**AIM:** Can you convert the material, from its first line through the line containing "chapter-sidebar: [36, 70, 134, 611]", inclusive, into a Markdown table with the columns Row and Entry, leaving out any blank lines?

**GIVEN DATA:**
══════════════════════════════
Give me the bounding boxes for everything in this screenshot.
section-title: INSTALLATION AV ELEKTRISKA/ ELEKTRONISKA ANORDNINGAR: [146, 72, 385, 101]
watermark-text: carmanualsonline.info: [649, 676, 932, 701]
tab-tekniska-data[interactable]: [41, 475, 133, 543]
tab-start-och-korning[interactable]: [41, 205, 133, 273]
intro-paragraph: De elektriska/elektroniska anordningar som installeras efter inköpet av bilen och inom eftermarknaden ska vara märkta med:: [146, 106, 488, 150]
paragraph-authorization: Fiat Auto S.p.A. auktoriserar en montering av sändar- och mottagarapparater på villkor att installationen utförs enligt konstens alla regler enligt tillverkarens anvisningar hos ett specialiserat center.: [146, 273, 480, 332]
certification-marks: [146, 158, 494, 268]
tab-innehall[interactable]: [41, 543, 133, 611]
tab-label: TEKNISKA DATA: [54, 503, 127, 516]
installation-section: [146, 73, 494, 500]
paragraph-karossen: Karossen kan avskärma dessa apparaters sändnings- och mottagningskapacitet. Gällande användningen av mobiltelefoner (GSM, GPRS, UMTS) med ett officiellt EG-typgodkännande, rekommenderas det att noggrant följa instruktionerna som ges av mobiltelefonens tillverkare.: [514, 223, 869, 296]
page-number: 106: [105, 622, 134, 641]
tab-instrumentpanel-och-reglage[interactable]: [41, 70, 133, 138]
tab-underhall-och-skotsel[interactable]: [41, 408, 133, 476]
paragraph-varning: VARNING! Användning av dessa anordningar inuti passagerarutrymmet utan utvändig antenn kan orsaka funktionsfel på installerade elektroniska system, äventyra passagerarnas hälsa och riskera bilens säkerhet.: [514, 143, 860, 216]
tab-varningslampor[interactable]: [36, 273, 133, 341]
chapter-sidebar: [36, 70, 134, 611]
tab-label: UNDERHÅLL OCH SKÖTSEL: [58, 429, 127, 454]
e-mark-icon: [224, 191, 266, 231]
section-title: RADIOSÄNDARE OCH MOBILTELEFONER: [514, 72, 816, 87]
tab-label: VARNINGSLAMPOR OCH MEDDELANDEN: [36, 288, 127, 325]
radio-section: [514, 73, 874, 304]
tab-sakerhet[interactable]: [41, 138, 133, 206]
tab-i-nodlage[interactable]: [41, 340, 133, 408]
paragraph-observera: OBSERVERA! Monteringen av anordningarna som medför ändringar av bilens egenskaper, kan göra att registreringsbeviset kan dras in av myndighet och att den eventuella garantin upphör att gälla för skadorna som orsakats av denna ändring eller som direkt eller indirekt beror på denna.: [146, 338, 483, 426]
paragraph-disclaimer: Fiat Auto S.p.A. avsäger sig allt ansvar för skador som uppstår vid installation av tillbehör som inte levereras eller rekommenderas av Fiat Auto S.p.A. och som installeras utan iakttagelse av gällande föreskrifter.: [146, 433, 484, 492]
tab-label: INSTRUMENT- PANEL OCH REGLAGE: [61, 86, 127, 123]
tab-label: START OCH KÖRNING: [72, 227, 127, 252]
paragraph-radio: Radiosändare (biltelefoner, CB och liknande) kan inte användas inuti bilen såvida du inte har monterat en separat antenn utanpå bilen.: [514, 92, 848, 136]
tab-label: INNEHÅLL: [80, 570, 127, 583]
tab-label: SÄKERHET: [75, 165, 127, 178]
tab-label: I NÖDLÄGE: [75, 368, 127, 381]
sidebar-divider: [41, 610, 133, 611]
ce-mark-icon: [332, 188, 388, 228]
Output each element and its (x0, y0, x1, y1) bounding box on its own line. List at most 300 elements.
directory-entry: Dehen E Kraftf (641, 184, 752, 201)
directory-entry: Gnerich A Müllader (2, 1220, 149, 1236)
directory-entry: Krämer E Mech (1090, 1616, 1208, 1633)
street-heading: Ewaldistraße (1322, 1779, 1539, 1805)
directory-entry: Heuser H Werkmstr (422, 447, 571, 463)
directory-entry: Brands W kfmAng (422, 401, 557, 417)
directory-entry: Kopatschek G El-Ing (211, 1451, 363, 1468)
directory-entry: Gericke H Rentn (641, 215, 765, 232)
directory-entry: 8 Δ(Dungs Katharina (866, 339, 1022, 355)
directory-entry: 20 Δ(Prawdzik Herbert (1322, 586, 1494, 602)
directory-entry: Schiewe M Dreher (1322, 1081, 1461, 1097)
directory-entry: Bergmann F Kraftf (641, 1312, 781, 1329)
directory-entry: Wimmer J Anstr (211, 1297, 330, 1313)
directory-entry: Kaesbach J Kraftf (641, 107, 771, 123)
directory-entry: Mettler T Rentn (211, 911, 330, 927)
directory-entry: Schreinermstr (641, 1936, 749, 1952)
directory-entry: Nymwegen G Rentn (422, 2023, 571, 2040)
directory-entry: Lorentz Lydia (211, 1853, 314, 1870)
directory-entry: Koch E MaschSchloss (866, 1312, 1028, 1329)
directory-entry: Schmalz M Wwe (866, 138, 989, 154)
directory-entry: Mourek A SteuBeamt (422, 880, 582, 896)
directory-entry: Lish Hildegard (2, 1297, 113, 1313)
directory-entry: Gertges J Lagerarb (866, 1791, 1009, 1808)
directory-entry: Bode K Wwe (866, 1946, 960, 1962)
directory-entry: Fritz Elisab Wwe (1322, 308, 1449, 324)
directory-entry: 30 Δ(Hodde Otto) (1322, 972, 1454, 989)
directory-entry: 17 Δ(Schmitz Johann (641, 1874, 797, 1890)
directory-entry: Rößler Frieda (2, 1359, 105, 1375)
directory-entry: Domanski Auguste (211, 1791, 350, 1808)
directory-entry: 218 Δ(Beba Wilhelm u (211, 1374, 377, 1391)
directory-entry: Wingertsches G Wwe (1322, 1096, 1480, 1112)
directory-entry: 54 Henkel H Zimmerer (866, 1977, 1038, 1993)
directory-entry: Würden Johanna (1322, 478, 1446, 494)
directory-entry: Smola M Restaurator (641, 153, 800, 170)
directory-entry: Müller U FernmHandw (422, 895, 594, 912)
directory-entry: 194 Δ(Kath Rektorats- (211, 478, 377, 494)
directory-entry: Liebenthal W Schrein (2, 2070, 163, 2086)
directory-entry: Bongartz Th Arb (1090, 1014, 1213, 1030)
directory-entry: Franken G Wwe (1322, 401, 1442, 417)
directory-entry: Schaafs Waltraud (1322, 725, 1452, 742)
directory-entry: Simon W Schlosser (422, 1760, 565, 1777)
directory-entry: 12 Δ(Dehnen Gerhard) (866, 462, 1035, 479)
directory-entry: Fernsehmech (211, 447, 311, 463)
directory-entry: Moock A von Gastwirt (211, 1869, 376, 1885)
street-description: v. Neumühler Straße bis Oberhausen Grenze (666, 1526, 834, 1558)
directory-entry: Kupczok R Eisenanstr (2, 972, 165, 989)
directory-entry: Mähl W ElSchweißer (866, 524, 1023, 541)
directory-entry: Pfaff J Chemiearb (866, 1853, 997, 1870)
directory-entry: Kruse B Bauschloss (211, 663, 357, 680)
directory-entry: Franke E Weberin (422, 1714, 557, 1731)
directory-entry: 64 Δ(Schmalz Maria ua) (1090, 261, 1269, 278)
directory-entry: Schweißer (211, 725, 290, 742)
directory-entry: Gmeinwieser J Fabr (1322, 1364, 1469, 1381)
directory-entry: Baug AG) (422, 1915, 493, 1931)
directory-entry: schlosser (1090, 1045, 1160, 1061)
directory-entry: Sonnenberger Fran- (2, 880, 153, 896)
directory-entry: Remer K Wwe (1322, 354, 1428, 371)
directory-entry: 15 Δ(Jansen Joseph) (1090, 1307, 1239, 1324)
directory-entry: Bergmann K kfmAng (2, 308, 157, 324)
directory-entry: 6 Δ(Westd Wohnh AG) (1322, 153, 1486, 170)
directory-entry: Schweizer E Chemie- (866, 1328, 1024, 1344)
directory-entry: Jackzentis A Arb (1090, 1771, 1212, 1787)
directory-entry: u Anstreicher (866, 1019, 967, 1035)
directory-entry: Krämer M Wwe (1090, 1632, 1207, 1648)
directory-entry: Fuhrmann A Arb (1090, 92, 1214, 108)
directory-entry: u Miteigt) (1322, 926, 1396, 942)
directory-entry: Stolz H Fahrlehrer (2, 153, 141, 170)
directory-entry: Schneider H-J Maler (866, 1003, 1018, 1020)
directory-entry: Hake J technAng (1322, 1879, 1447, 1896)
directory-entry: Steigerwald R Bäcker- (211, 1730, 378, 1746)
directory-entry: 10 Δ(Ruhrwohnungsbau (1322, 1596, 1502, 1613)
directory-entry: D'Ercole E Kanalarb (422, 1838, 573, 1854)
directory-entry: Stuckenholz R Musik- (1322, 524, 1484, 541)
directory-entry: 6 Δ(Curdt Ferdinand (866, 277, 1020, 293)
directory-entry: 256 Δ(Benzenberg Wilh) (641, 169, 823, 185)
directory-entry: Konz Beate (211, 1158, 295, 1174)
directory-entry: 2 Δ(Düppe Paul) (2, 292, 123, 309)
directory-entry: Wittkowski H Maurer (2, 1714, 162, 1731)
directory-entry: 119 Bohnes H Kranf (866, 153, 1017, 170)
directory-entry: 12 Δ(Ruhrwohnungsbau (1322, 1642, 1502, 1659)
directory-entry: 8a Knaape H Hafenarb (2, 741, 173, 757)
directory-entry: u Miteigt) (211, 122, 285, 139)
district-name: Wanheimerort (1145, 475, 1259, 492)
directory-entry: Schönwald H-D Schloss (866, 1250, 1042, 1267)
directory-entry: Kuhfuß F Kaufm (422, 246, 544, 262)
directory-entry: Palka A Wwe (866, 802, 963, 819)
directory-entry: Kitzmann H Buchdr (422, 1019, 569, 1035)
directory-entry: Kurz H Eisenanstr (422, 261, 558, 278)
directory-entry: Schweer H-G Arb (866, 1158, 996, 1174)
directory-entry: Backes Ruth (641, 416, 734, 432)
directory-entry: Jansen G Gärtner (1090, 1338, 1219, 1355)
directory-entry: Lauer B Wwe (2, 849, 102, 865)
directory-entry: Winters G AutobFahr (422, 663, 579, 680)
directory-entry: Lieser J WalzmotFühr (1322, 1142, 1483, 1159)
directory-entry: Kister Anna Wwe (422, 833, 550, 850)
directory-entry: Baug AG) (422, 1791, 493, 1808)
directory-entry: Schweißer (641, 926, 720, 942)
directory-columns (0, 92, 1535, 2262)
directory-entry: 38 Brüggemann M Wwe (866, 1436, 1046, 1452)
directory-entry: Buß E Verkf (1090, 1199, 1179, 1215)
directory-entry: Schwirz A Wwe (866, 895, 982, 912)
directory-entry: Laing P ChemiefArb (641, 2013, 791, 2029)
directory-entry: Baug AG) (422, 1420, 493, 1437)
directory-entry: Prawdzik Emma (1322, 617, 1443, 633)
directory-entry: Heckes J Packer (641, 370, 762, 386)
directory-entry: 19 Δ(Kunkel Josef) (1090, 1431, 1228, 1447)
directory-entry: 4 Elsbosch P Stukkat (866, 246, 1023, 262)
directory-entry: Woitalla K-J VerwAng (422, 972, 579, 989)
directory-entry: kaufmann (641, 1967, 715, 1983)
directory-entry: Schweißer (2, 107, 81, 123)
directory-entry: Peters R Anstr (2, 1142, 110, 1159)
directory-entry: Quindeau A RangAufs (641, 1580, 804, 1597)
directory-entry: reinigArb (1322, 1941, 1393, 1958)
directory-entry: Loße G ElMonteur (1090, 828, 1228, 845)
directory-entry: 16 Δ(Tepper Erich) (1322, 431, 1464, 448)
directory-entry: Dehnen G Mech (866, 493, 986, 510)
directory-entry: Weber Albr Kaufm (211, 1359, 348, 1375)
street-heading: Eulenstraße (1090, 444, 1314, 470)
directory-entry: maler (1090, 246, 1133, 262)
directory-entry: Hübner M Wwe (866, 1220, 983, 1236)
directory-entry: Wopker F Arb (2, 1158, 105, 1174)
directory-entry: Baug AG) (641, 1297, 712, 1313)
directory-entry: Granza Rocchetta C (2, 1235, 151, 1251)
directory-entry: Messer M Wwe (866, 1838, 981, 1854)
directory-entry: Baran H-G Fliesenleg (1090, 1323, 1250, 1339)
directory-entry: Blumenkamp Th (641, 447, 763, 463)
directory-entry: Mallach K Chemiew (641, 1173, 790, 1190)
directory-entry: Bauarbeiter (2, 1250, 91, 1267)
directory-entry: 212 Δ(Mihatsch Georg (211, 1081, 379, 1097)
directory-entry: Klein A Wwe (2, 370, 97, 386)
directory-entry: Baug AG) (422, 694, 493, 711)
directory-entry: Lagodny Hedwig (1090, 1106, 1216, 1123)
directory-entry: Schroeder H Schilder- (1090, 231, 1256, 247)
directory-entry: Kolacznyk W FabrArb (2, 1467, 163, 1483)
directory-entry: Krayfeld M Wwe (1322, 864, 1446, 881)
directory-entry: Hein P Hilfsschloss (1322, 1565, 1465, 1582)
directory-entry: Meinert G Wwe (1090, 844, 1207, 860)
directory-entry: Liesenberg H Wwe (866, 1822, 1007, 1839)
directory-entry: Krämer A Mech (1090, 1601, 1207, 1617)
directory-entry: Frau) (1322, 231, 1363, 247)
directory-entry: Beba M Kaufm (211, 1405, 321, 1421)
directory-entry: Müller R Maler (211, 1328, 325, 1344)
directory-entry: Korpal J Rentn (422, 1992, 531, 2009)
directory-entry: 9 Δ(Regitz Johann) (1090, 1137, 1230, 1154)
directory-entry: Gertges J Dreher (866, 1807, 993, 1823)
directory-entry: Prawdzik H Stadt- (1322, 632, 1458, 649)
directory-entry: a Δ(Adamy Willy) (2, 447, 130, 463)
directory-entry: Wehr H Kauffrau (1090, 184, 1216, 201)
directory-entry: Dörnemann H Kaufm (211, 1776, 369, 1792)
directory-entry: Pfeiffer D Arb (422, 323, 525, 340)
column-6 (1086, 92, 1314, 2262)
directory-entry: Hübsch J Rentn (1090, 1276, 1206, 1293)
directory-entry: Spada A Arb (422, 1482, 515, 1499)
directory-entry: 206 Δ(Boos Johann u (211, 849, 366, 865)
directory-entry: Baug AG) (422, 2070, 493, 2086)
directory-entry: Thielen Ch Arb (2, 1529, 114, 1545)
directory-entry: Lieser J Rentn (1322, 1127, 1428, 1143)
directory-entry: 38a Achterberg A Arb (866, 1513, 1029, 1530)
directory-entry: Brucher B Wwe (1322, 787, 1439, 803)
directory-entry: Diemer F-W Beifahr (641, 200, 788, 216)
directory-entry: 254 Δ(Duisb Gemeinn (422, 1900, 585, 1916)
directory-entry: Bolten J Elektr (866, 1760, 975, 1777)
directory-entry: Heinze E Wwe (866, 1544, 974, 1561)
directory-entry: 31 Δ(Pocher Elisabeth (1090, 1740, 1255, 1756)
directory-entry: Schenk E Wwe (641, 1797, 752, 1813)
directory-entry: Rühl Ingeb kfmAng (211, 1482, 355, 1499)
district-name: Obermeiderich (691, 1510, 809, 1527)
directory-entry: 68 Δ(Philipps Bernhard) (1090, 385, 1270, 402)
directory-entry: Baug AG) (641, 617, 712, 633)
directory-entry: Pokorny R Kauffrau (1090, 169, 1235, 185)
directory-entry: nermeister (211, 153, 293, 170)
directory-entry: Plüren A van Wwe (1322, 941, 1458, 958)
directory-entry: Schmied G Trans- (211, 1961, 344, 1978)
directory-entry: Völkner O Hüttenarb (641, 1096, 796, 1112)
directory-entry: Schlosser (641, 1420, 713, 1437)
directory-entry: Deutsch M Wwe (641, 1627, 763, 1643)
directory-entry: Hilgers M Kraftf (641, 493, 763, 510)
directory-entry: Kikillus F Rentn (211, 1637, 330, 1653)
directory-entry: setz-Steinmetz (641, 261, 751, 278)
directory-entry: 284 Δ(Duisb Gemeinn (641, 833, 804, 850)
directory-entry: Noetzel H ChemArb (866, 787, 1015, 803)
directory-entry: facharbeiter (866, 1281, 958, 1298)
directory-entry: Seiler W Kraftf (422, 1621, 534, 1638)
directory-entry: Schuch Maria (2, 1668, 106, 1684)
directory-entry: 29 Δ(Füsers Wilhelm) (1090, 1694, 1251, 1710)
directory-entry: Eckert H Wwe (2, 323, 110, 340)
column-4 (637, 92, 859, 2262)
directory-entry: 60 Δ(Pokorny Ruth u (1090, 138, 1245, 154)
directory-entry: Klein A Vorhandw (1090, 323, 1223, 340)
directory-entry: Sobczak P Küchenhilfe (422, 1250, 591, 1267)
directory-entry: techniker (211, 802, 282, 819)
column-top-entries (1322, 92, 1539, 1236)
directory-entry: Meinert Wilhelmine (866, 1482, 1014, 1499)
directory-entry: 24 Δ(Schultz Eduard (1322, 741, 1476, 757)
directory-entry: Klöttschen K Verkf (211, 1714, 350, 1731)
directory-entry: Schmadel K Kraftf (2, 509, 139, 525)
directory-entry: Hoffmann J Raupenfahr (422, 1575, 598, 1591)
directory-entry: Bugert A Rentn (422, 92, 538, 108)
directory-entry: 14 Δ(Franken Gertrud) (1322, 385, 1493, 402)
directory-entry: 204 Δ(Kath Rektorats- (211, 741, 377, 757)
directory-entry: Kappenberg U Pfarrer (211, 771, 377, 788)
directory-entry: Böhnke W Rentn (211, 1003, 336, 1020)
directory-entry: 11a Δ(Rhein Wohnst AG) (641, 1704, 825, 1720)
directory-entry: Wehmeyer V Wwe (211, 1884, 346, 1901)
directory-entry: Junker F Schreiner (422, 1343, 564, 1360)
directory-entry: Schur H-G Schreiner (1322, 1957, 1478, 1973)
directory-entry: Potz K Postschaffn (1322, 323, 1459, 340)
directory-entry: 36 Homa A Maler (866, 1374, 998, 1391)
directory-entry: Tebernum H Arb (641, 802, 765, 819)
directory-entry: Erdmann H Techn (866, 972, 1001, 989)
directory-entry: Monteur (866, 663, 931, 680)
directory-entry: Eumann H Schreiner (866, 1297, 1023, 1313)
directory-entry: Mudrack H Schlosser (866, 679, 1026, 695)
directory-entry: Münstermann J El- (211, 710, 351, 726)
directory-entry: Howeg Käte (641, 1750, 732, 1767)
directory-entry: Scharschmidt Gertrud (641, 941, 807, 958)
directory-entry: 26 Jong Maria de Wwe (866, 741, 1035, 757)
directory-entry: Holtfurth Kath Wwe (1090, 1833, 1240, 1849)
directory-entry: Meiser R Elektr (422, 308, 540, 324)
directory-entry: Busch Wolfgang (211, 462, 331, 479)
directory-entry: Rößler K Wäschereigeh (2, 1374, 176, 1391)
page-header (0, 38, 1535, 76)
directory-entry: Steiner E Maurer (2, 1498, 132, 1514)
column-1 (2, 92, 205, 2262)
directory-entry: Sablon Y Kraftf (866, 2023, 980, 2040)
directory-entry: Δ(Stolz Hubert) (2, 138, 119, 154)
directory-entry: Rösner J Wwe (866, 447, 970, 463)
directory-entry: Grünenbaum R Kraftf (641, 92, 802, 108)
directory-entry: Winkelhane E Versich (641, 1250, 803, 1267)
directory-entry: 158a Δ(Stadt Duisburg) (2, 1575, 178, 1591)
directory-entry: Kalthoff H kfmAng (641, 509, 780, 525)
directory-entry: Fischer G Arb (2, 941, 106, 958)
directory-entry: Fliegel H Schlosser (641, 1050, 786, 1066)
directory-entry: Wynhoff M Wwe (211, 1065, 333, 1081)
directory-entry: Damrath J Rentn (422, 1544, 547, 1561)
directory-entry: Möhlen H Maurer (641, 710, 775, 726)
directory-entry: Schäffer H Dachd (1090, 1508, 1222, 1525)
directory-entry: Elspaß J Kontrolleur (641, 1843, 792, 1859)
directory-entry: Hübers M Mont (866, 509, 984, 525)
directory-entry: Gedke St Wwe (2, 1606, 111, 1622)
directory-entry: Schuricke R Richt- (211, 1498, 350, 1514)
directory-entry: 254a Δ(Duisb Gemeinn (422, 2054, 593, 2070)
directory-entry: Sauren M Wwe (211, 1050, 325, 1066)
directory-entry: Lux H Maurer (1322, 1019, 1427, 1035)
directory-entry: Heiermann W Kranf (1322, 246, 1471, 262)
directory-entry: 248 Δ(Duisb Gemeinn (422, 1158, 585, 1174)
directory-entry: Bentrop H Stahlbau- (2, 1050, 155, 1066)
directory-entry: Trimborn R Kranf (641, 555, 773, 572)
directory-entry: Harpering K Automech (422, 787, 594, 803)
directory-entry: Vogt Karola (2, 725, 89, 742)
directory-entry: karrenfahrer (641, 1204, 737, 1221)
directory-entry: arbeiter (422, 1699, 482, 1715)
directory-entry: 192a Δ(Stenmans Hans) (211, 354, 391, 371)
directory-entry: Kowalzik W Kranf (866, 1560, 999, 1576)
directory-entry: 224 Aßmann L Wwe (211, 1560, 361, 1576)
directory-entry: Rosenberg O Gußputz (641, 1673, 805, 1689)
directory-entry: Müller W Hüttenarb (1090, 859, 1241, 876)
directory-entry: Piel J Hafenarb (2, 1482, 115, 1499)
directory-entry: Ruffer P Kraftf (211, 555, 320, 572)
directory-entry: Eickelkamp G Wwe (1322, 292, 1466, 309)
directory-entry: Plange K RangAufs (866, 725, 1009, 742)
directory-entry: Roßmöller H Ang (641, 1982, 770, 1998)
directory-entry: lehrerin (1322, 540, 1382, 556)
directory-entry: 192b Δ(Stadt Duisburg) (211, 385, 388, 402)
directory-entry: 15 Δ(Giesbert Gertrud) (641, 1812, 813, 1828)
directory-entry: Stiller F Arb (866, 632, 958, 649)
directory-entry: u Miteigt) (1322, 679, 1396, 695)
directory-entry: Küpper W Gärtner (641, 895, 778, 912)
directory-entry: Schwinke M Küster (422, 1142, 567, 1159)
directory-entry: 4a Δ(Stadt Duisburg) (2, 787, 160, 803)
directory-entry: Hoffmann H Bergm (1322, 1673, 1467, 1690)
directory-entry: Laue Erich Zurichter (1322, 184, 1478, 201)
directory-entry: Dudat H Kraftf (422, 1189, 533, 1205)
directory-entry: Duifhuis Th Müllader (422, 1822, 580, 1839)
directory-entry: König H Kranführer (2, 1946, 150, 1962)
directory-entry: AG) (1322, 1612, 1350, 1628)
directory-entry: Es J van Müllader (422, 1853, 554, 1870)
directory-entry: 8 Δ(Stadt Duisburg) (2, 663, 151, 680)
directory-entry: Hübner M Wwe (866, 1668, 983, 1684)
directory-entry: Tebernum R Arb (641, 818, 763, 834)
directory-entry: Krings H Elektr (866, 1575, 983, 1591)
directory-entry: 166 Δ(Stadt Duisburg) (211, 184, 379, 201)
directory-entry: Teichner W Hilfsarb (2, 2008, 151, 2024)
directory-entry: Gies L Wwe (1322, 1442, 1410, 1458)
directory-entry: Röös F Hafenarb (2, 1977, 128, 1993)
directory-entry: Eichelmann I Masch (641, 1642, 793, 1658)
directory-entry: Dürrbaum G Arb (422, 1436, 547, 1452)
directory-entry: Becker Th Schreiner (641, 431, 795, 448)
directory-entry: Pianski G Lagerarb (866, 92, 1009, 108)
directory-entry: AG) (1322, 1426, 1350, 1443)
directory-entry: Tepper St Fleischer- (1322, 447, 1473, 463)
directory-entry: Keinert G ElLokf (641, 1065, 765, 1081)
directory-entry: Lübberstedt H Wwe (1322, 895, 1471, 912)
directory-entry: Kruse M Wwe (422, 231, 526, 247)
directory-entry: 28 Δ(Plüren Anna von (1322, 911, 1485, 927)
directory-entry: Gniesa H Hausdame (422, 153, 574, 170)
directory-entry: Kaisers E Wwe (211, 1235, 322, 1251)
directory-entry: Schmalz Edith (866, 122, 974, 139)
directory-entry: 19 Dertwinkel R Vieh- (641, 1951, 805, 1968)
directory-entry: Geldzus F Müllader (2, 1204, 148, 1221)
══════════════════════════════
**WORKED ANSWER:**
| Row | Entry |
|---|---|
| 1 | Give me the bounding boxes for everything in this screenshot. |
| 2 | section-title: INSTALLATION AV ELEKTRISKA/ ELEKTRONISKA ANORDNINGAR: [146, 72, 385, 101] |
| 3 | watermark-text: carmanualsonline.info: [649, 676, 932, 701] |
| 4 | tab-tekniska-data[interactable]: [41, 475, 133, 543] |
| 5 | tab-start-och-korning[interactable]: [41, 205, 133, 273] |
| 6 | intro-paragraph: De elektriska/elektroniska anordningar som installeras efter inköpet av bilen och inom eftermarknaden ska vara märkta med:: [146, 106, 488, 150] |
| 7 | paragraph-authorization: Fiat Auto S.p.A. auktoriserar en montering av sändar- och mottagarapparater på villkor att installationen utförs enligt konstens alla regler enligt tillverkarens anvisningar hos ett specialiserat center.: [146, 273, 480, 332] |
| 8 | certification-marks: [146, 158, 494, 268] |
| 9 | tab-innehall[interactable]: [41, 543, 133, 611] |
| 10 | tab-label: TEKNISKA DATA: [54, 503, 127, 516] |
| 11 | installation-section: [146, 73, 494, 500] |
| 12 | paragraph-karossen: Karossen kan avskärma dessa apparaters sändnings- och mottagningskapacitet. Gällande användningen av mobiltelefoner (GSM, GPRS, UMTS) med ett officiellt EG-typgodkännande, rekommenderas det att noggrant följa instruktionerna som ges av mobiltelefonens tillverkare.: [514, 223, 869, 296] |
| 13 | page-number: 106: [105, 622, 134, 641] |
| 14 | tab-instrumentpanel-och-reglage[interactable]: [41, 70, 133, 138] |
| 15 | tab-underhall-och-skotsel[interactable]: [41, 408, 133, 476] |
| 16 | paragraph-varning: VARNING! Användning av dessa anordningar inuti passagerarutrymmet utan utvändig antenn kan orsaka funktionsfel på installerade elektroniska system, äventyra passagerarnas hälsa och riskera bilens säkerhet.: [514, 143, 860, 216] |
| 17 | tab-varningslampor[interactable]: [36, 273, 133, 341] |
| 18 | chapter-sidebar: [36, 70, 134, 611] |